Exercise directions: Type out the complete listing below word for word, without its pictures.

== Listed entries ==

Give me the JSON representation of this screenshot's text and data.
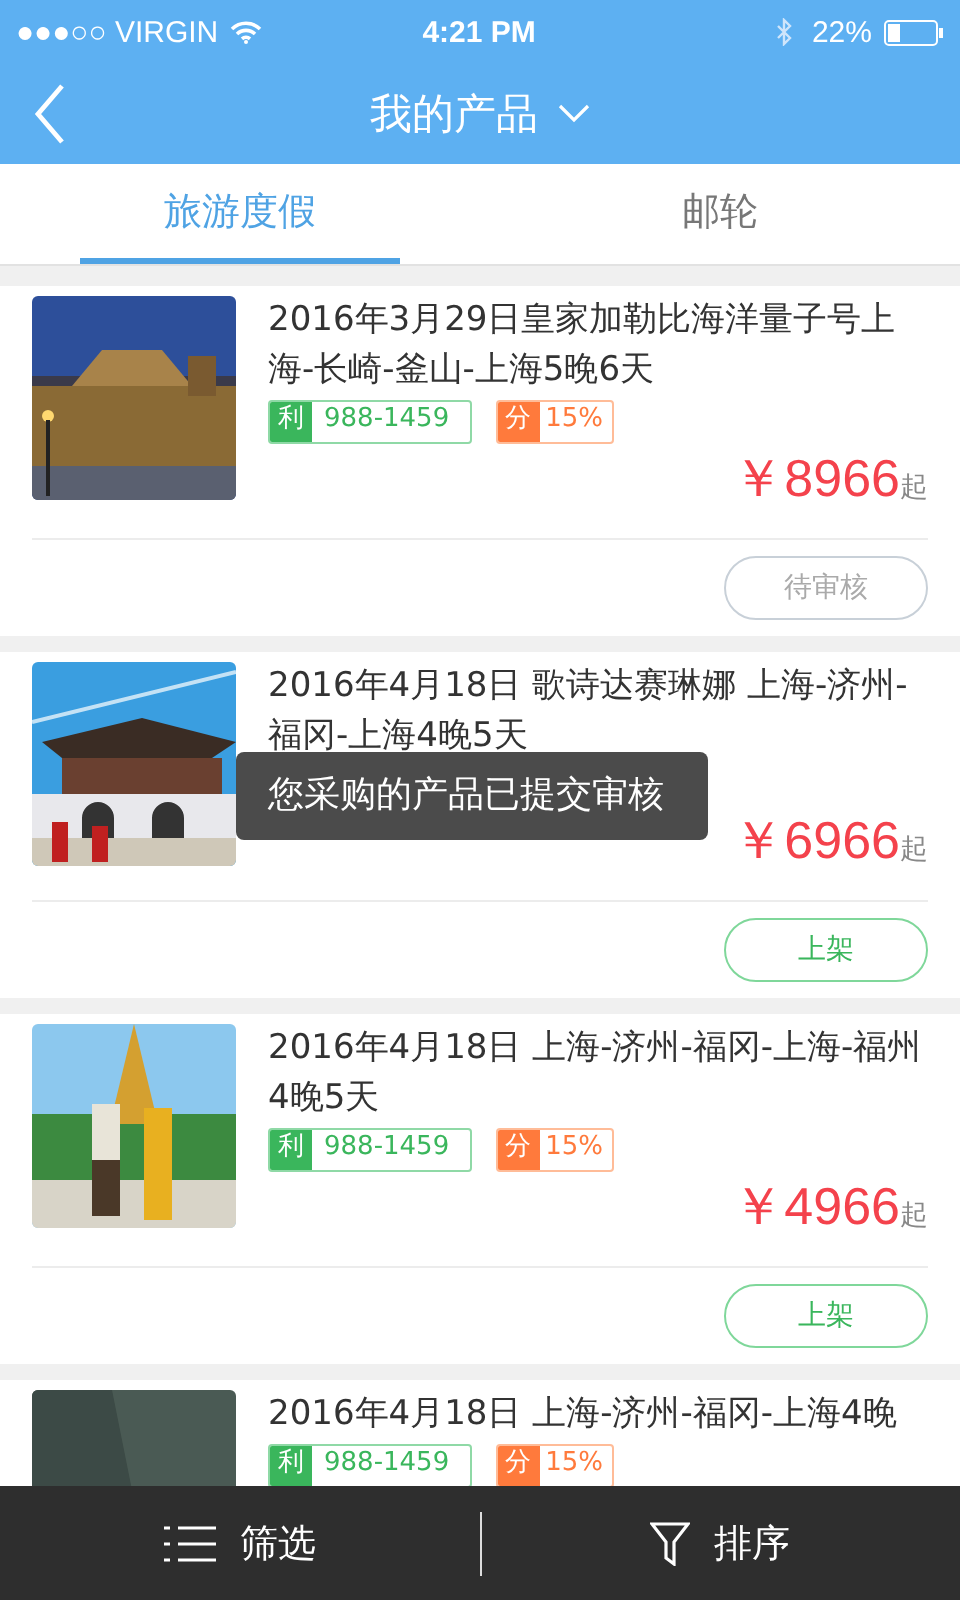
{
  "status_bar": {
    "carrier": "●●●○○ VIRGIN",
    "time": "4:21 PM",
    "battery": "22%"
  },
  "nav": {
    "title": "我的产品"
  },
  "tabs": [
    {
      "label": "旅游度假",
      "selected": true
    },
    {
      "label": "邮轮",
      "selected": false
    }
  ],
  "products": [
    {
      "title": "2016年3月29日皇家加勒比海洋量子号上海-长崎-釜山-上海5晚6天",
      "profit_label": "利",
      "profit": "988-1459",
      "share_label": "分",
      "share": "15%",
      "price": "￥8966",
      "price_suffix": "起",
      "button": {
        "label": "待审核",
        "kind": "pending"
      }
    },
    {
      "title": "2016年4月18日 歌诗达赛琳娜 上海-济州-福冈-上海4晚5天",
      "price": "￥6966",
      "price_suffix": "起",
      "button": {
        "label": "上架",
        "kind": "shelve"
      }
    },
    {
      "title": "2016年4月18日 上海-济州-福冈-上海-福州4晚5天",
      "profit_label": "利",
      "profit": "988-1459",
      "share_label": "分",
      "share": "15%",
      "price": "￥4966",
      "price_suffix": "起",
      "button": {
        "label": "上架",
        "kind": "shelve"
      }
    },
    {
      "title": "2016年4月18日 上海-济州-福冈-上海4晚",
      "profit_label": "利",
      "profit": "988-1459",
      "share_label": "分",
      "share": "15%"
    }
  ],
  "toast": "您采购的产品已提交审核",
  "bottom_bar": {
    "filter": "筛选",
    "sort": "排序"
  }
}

===

Reply to the task:
Give me the JSON representation of this screenshot's text and data.
{
  "status_bar": {
    "carrier": "●●●○○ VIRGIN",
    "time": "4:21 PM",
    "battery": "22%"
  },
  "nav": {
    "title": "我的产品"
  },
  "tabs": [
    {
      "label": "旅游度假",
      "selected": true
    },
    {
      "label": "邮轮",
      "selected": false
    }
  ],
  "products": [
    {
      "title": "2016年3月29日皇家加勒比海洋量子号上海-长崎-釜山-上海5晚6天",
      "profit_label": "利",
      "profit": "988-1459",
      "share_label": "分",
      "share": "15%",
      "price": "￥8966",
      "price_suffix": "起",
      "button": {
        "label": "待审核",
        "kind": "pending"
      }
    },
    {
      "title": "2016年4月18日 歌诗达赛琳娜 上海-济州-福冈-上海4晚5天",
      "price": "￥6966",
      "price_suffix": "起",
      "button": {
        "label": "上架",
        "kind": "shelve"
      }
    },
    {
      "title": "2016年4月18日 上海-济州-福冈-上海-福州4晚5天",
      "profit_label": "利",
      "profit": "988-1459",
      "share_label": "分",
      "share": "15%",
      "price": "￥4966",
      "price_suffix": "起",
      "button": {
        "label": "上架",
        "kind": "shelve"
      }
    },
    {
      "title": "2016年4月18日 上海-济州-福冈-上海4晚",
      "profit_label": "利",
      "profit": "988-1459",
      "share_label": "分",
      "share": "15%"
    }
  ],
  "toast": "您采购的产品已提交审核",
  "bottom_bar": {
    "filter": "筛选",
    "sort": "排序"
  }
}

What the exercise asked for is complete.